Each entry below is to be transcribed exactly.

[START]

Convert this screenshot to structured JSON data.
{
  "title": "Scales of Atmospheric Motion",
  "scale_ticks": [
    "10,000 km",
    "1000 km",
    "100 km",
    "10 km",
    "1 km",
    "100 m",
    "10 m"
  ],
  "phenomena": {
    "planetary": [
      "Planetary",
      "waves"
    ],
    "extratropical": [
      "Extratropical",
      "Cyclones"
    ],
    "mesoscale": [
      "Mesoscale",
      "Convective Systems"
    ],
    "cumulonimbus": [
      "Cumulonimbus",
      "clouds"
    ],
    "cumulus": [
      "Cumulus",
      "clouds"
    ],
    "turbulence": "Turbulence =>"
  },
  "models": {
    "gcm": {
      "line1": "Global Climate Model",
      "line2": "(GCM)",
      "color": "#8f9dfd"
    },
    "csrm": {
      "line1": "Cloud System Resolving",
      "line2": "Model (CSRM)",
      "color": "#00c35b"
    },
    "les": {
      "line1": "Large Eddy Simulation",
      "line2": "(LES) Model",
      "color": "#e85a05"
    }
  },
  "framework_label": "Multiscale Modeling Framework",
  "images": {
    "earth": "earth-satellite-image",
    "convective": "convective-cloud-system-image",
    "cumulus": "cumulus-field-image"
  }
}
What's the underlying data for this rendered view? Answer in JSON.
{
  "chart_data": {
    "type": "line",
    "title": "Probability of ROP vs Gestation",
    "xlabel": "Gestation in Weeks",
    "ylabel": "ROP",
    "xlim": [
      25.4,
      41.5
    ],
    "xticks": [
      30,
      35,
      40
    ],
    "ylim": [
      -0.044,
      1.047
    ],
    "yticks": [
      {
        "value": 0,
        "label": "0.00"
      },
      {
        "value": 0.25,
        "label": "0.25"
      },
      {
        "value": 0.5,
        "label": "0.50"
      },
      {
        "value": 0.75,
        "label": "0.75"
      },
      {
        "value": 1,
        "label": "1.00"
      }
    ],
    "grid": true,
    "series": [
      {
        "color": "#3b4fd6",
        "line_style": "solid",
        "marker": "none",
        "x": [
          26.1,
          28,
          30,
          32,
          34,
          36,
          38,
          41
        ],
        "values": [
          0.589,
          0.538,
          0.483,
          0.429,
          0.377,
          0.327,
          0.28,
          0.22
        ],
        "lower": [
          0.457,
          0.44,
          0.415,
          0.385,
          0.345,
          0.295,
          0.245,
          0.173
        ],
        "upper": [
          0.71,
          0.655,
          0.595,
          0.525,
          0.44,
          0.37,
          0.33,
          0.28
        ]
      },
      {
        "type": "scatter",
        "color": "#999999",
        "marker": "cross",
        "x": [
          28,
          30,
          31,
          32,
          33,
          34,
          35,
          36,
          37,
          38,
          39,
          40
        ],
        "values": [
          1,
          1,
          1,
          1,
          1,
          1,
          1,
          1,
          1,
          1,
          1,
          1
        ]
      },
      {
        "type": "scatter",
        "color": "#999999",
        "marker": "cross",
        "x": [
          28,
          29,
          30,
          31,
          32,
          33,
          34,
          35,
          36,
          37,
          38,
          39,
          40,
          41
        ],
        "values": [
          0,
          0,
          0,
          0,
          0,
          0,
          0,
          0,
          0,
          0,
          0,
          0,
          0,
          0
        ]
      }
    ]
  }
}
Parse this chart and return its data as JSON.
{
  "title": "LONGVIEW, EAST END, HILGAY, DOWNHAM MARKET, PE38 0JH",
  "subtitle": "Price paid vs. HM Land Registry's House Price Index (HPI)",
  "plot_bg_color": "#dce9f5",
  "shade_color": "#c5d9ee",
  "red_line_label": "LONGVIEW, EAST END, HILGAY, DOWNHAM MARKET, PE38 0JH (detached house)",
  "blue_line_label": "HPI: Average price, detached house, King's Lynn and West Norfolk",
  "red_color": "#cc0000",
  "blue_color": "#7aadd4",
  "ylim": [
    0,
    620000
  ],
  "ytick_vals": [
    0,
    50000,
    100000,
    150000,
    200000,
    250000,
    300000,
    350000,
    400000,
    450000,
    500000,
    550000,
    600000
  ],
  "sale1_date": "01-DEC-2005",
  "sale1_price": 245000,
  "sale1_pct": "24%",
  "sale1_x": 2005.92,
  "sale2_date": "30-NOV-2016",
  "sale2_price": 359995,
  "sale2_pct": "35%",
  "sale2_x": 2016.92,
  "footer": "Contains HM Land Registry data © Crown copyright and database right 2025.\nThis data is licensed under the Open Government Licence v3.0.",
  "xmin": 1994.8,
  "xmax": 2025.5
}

[END]

Solved problem:
Convert this screenshot to structured JSON data.
{
  "title": "Scales of Atmospheric Motion",
  "scale_ticks": [
    "10,000 km",
    "1000 km",
    "100 km",
    "10 km",
    "1 km",
    "100 m",
    "10 m"
  ],
  "phenomena": {
    "planetary": [
      "Planetary",
      "waves"
    ],
    "extratropical": [
      "Extratropical",
      "Cyclones"
    ],
    "mesoscale": [
      "Mesoscale",
      "Convective Systems"
    ],
    "cumulonimbus": [
      "Cumulonimbus",
      "clouds"
    ],
    "cumulus": [
      "Cumulus",
      "clouds"
    ],
    "turbulence": "Turbulence =>"
  },
  "models": {
    "gcm": {
      "line1": "Global Climate Model",
      "line2": "(GCM)",
      "color": "#8f9dfd"
    },
    "csrm": {
      "line1": "Cloud System Resolving",
      "line2": "Model (CSRM)",
      "color": "#00c35b"
    },
    "les": {
      "line1": "Large Eddy Simulation",
      "line2": "(LES) Model",
      "color": "#e85a05"
    }
  },
  "framework_label": "Multiscale Modeling Framework",
  "images": {
    "earth": "earth-satellite-image",
    "convective": "convective-cloud-system-image",
    "cumulus": "cumulus-field-image"
  }
}
What's the underlying data for this rendered view? Answer in JSON.
{
  "chart_data": {
    "type": "line",
    "title": "Probability of ROP vs Gestation",
    "xlabel": "Gestation in Weeks",
    "ylabel": "ROP",
    "xlim": [
      25.4,
      41.5
    ],
    "xticks": [
      30,
      35,
      40
    ],
    "ylim": [
      -0.044,
      1.047
    ],
    "yticks": [
      {
        "value": 0,
        "label": "0.00"
      },
      {
        "value": 0.25,
        "label": "0.25"
      },
      {
        "value": 0.5,
        "label": "0.50"
      },
      {
        "value": 0.75,
        "label": "0.75"
      },
      {
        "value": 1,
        "label": "1.00"
      }
    ],
    "grid": true,
    "series": [
      {
        "color": "#3b4fd6",
        "line_style": "solid",
        "marker": "none",
        "x": [
          26.1,
          28,
          30,
          32,
          34,
          36,
          38,
          41
        ],
        "values": [
          0.589,
          0.538,
          0.483,
          0.429,
          0.377,
          0.327,
          0.28,
          0.22
        ],
        "lower": [
          0.457,
          0.44,
          0.415,
          0.385,
          0.345,
          0.295,
          0.245,
          0.173
        ],
        "upper": [
          0.71,
          0.655,
          0.595,
          0.525,
          0.44,
          0.37,
          0.33,
          0.28
        ]
      },
      {
        "type": "scatter",
        "color": "#999999",
        "marker": "cross",
        "x": [
          28,
          30,
          31,
          32,
          33,
          34,
          35,
          36,
          37,
          38,
          39,
          40
        ],
        "values": [
          1,
          1,
          1,
          1,
          1,
          1,
          1,
          1,
          1,
          1,
          1,
          1
        ]
      },
      {
        "type": "scatter",
        "color": "#999999",
        "marker": "cross",
        "x": [
          28,
          29,
          30,
          31,
          32,
          33,
          34,
          35,
          36,
          37,
          38,
          39,
          40,
          41
        ],
        "values": [
          0,
          0,
          0,
          0,
          0,
          0,
          0,
          0,
          0,
          0,
          0,
          0,
          0,
          0
        ]
      }
    ]
  }
}
Parse this chart and return its data as JSON.
{
  "title": "LONGVIEW, EAST END, HILGAY, DOWNHAM MARKET, PE38 0JH",
  "subtitle": "Price paid vs. HM Land Registry's House Price Index (HPI)",
  "plot_bg_color": "#dce9f5",
  "shade_color": "#c5d9ee",
  "red_line_label": "LONGVIEW, EAST END, HILGAY, DOWNHAM MARKET, PE38 0JH (detached house)",
  "blue_line_label": "HPI: Average price, detached house, King's Lynn and West Norfolk",
  "red_color": "#cc0000",
  "blue_color": "#7aadd4",
  "ylim": [
    0,
    620000
  ],
  "ytick_vals": [
    0,
    50000,
    100000,
    150000,
    200000,
    250000,
    300000,
    350000,
    400000,
    450000,
    500000,
    550000,
    600000
  ],
  "sale1_date": "01-DEC-2005",
  "sale1_price": 245000,
  "sale1_pct": "24%",
  "sale1_x": 2005.92,
  "sale2_date": "30-NOV-2016",
  "sale2_price": 359995,
  "sale2_pct": "35%",
  "sale2_x": 2016.92,
  "footer": "Contains HM Land Registry data © Crown copyright and database right 2025.\nThis data is licensed under the Open Government Licence v3.0.",
  "xmin": 1994.8,
  "xmax": 2025.5
}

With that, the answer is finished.